— What you have to do —
Return each line containing the string "role".

Dataset excerpts:
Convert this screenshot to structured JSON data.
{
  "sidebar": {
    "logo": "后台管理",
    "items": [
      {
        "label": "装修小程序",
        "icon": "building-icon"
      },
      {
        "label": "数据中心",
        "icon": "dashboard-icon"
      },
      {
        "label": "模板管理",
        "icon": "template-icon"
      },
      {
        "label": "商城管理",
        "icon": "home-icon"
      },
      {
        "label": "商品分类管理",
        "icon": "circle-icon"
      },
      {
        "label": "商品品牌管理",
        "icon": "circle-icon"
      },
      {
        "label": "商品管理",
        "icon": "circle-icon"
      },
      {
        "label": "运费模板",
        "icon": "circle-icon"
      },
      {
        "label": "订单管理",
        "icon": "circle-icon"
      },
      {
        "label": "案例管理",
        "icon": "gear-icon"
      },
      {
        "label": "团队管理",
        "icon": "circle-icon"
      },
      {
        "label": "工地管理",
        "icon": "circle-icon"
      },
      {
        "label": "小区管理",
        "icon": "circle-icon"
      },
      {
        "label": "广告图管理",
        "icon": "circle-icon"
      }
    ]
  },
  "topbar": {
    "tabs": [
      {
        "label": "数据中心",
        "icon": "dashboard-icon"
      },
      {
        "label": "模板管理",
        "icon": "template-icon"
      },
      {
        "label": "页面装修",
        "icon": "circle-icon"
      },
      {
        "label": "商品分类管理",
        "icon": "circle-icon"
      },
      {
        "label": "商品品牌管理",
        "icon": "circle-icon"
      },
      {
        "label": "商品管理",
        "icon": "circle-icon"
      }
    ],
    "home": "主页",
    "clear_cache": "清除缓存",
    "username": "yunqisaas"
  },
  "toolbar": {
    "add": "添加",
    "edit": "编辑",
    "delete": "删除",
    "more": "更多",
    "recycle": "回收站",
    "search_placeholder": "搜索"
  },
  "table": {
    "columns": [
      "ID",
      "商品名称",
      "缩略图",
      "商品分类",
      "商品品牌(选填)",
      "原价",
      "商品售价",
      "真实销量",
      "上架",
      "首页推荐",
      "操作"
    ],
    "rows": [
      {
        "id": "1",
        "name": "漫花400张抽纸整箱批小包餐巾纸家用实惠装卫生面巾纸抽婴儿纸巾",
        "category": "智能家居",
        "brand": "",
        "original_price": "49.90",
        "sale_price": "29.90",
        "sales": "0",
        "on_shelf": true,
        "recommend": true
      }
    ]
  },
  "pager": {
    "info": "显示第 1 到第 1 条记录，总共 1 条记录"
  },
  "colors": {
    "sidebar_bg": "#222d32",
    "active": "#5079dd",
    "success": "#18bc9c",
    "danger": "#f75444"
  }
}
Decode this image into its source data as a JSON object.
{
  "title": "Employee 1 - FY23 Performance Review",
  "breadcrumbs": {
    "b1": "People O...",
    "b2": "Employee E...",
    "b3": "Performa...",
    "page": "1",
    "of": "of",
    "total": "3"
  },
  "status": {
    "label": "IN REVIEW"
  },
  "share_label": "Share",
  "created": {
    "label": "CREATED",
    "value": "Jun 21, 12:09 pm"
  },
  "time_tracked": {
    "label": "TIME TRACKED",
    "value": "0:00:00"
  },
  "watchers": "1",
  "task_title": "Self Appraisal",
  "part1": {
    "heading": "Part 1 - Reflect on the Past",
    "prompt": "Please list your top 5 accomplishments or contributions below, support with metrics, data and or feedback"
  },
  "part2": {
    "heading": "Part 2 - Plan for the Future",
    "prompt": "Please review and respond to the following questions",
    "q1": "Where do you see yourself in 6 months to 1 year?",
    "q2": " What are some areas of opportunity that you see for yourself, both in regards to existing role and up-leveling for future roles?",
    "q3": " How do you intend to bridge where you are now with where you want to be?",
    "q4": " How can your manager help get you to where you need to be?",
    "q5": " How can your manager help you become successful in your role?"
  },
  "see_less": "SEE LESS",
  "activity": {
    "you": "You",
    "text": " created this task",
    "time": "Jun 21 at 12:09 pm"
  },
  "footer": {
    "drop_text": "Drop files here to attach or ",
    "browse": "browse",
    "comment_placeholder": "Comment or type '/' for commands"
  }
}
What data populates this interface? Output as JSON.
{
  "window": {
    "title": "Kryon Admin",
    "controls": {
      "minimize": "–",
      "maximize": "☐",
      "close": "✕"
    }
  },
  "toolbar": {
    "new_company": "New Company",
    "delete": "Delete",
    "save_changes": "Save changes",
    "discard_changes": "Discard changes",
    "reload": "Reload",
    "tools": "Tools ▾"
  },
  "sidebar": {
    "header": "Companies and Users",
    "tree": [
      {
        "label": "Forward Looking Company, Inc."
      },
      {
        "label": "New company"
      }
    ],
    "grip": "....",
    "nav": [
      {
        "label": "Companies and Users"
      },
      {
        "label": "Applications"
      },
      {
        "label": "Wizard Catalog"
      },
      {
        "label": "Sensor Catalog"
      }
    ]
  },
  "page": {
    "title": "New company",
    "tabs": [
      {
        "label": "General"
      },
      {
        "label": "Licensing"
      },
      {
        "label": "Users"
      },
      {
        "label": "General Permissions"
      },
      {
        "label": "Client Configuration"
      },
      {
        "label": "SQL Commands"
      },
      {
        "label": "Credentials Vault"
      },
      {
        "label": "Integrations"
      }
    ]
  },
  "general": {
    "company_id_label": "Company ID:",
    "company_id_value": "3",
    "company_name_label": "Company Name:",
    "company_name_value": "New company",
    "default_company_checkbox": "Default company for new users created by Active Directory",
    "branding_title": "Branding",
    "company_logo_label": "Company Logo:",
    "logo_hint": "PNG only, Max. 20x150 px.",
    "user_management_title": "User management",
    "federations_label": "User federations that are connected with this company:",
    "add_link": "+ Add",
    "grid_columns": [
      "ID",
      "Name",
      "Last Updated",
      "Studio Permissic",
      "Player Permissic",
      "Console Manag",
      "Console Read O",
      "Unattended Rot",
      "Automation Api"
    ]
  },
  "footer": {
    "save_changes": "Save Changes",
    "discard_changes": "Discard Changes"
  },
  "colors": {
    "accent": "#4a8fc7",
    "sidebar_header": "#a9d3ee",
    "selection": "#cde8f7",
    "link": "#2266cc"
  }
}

— Result of the exercise —
    "q2": " What are some areas of opportunity that you see for yourself, both in regards to existing role and up-leveling for future roles?",
    "q5": " How can your manager help you become successful in your role?"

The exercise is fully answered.